TASK DIRECTIONS:
Below are some records. Say in a single number how many of their lines include the word "absence".
# # # # #
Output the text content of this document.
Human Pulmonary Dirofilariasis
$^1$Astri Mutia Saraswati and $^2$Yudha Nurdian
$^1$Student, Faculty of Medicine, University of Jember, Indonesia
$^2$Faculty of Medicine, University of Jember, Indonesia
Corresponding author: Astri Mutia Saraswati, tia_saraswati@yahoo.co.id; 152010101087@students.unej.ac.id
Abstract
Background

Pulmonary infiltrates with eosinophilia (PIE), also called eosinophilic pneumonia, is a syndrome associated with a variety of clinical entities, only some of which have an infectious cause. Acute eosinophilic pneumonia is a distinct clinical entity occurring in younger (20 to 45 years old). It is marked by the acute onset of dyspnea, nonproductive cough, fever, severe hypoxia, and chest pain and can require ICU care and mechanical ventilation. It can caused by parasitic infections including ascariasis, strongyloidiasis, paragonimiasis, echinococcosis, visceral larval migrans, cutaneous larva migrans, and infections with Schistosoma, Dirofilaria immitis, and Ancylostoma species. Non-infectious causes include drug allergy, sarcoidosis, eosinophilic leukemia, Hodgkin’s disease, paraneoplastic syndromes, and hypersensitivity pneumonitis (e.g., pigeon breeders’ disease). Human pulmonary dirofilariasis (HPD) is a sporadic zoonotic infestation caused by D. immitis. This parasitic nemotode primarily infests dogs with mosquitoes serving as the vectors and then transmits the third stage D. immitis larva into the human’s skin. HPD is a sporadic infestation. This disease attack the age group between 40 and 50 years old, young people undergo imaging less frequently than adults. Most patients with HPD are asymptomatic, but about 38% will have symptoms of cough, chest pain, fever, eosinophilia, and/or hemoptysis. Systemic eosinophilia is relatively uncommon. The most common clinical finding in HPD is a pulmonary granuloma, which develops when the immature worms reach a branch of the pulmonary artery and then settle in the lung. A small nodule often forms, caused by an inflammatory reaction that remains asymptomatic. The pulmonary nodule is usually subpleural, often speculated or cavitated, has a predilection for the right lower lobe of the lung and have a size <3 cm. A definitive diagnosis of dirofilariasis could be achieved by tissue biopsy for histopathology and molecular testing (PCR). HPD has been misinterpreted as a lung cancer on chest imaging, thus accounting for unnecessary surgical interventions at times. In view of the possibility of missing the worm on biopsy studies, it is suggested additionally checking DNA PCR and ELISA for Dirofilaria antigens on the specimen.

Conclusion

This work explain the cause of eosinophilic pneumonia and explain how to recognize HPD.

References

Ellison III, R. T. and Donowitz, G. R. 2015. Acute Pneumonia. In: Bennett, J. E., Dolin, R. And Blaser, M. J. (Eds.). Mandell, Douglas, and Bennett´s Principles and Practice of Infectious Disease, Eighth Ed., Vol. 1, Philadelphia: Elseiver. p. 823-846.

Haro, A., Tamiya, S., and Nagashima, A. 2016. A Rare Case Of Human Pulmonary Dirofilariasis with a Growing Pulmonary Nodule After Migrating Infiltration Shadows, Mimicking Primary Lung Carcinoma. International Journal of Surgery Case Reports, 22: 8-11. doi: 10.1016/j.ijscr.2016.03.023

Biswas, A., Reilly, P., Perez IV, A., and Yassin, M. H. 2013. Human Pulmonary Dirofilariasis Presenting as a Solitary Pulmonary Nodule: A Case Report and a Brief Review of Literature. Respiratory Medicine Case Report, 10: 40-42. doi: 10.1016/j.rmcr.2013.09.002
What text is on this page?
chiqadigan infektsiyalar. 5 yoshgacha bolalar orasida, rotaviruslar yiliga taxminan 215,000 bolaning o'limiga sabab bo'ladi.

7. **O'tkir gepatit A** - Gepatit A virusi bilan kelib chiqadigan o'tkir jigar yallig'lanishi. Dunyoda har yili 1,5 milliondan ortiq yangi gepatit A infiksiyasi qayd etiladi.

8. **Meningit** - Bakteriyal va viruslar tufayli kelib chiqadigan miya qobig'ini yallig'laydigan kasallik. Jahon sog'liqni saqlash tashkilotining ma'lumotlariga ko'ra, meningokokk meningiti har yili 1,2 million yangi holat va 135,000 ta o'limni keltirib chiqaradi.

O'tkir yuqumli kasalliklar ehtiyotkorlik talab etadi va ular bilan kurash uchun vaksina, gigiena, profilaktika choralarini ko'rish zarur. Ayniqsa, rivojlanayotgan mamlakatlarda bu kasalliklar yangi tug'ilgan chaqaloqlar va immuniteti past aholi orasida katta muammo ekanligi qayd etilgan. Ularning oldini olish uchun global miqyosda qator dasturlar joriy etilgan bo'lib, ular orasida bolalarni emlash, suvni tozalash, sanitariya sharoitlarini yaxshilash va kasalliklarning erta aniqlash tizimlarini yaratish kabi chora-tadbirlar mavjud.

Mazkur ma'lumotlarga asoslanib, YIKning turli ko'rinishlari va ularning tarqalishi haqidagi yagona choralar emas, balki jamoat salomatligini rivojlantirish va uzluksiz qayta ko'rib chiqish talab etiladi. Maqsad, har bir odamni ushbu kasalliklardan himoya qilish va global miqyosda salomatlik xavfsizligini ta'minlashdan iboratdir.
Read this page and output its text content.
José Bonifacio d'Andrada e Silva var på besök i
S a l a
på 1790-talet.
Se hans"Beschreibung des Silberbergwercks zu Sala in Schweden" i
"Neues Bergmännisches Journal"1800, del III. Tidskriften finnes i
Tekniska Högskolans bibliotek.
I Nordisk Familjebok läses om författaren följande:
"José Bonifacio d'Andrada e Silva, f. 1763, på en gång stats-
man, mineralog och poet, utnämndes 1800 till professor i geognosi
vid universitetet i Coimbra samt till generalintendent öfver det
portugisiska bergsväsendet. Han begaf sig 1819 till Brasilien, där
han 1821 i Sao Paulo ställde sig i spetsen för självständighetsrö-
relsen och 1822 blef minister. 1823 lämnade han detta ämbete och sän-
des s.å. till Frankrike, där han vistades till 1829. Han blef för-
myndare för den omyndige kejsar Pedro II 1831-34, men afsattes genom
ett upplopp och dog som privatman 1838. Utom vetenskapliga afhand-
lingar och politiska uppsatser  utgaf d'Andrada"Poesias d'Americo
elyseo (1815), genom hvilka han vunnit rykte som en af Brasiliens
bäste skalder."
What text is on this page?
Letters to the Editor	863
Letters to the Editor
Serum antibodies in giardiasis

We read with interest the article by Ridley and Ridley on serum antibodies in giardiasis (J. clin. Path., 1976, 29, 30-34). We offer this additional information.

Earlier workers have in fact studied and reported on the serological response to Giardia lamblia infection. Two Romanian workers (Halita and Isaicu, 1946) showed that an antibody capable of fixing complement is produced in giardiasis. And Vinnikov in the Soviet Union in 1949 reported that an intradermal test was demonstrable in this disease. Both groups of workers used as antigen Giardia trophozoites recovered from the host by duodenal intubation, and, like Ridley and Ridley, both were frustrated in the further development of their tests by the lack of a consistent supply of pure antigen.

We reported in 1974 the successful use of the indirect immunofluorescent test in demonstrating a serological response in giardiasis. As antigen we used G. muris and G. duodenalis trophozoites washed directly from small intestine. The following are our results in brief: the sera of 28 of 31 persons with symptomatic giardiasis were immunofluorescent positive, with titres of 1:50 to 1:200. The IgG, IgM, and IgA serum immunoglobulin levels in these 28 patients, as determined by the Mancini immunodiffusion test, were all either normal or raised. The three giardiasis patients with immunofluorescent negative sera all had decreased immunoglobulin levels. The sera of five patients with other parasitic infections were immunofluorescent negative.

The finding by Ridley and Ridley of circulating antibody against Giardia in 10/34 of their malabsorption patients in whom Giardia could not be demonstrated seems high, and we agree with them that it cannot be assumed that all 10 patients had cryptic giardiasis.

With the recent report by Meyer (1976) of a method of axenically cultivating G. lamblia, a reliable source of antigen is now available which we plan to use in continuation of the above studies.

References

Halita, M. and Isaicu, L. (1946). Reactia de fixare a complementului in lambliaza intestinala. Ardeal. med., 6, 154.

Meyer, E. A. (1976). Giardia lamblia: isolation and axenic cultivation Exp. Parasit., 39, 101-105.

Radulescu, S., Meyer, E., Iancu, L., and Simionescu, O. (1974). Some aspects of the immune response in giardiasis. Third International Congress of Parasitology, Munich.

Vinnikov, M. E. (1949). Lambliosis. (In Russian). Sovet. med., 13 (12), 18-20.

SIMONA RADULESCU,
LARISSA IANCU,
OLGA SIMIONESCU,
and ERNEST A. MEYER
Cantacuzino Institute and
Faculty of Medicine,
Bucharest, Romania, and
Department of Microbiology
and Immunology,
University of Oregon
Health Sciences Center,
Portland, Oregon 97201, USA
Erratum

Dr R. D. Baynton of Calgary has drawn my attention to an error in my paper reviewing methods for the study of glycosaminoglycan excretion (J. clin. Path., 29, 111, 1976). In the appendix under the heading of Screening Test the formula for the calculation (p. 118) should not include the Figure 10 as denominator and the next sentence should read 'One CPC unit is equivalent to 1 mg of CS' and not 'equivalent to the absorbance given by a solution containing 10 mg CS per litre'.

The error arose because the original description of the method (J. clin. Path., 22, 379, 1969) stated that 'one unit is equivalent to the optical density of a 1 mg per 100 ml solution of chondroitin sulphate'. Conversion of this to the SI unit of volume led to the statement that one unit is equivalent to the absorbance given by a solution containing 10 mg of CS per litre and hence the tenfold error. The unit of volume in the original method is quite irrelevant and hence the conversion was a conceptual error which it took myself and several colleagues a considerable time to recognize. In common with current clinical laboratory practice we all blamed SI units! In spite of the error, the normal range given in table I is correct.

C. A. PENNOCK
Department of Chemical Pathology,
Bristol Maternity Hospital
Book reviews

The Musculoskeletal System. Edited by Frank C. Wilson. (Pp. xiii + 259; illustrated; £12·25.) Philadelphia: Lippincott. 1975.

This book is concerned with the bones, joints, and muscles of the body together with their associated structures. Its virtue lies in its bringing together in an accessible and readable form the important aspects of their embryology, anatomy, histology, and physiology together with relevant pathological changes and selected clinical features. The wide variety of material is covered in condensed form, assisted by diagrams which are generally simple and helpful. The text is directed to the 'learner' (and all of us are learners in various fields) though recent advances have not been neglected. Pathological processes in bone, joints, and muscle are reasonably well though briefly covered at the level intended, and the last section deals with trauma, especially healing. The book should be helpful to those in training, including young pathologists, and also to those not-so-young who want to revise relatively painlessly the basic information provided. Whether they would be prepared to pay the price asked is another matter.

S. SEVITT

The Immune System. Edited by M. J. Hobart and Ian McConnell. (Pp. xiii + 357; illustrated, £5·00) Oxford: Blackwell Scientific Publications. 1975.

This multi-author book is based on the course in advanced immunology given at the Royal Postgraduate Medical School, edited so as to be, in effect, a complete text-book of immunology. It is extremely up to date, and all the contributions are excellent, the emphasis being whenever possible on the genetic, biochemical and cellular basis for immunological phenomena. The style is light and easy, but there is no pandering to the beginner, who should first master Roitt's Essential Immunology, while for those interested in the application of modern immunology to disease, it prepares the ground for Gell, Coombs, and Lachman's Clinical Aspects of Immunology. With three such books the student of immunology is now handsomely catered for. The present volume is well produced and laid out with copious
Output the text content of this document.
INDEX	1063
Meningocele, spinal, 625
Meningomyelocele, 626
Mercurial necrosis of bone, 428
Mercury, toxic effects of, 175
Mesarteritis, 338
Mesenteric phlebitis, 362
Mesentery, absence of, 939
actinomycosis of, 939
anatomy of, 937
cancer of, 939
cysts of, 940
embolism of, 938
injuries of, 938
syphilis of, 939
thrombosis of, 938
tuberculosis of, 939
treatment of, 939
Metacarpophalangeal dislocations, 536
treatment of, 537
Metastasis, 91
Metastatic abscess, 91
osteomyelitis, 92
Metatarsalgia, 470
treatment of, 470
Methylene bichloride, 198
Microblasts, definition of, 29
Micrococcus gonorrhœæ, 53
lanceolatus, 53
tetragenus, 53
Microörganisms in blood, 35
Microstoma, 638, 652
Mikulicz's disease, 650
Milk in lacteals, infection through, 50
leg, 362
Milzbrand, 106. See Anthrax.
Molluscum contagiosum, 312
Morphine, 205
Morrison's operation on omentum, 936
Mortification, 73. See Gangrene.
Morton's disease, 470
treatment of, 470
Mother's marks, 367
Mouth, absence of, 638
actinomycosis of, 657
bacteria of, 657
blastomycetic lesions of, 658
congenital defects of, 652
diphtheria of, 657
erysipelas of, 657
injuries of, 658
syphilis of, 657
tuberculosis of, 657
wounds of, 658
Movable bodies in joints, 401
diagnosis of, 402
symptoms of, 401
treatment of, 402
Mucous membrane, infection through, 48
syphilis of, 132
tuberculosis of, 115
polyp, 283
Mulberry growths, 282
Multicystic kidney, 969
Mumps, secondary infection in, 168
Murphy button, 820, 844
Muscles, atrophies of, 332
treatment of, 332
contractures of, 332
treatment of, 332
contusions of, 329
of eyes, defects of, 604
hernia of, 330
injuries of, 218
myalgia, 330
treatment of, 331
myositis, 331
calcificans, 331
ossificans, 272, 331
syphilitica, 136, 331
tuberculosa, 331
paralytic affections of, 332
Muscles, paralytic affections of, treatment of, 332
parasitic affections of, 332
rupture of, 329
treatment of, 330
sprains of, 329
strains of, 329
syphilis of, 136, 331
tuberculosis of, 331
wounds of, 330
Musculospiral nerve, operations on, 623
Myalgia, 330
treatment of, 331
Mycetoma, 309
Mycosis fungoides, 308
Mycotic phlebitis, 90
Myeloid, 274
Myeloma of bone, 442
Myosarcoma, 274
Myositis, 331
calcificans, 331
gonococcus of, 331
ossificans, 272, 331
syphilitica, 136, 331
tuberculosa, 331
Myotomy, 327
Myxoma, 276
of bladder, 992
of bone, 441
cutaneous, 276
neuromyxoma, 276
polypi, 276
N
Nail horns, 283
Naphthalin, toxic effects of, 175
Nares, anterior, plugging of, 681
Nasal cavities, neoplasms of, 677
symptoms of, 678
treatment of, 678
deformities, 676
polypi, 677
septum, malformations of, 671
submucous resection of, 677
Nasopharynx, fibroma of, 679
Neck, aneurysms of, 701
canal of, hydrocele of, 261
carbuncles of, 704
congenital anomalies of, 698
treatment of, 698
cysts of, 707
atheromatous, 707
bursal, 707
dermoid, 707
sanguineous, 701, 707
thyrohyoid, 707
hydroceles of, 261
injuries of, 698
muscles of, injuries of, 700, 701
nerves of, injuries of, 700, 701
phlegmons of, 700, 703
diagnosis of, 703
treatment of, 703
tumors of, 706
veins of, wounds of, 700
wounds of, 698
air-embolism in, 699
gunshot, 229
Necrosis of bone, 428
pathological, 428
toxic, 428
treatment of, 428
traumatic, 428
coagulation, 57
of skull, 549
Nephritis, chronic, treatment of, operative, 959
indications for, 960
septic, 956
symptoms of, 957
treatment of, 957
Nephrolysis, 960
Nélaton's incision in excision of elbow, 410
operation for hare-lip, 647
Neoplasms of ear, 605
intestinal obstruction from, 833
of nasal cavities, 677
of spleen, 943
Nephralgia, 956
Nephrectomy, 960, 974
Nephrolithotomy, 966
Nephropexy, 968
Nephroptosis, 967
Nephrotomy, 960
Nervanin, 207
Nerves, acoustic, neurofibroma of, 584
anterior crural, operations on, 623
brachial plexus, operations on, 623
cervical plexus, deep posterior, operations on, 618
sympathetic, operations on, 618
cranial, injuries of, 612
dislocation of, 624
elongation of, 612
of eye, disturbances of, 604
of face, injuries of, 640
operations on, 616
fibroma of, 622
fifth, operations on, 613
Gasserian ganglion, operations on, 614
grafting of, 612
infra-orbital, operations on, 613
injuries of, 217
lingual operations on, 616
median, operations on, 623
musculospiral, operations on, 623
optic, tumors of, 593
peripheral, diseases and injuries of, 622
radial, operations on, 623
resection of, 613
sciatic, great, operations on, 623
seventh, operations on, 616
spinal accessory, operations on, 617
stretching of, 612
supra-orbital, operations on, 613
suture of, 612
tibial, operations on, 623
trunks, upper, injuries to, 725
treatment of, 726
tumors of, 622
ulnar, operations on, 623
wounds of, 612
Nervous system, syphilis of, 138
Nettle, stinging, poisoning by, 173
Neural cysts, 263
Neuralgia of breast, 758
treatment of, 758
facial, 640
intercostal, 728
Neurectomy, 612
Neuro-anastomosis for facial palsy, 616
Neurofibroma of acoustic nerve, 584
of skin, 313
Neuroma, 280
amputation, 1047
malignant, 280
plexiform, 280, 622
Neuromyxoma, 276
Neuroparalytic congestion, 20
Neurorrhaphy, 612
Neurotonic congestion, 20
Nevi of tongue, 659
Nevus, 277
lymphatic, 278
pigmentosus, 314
# # # # #
SOLUTION FOR THIS EXERCISE:
2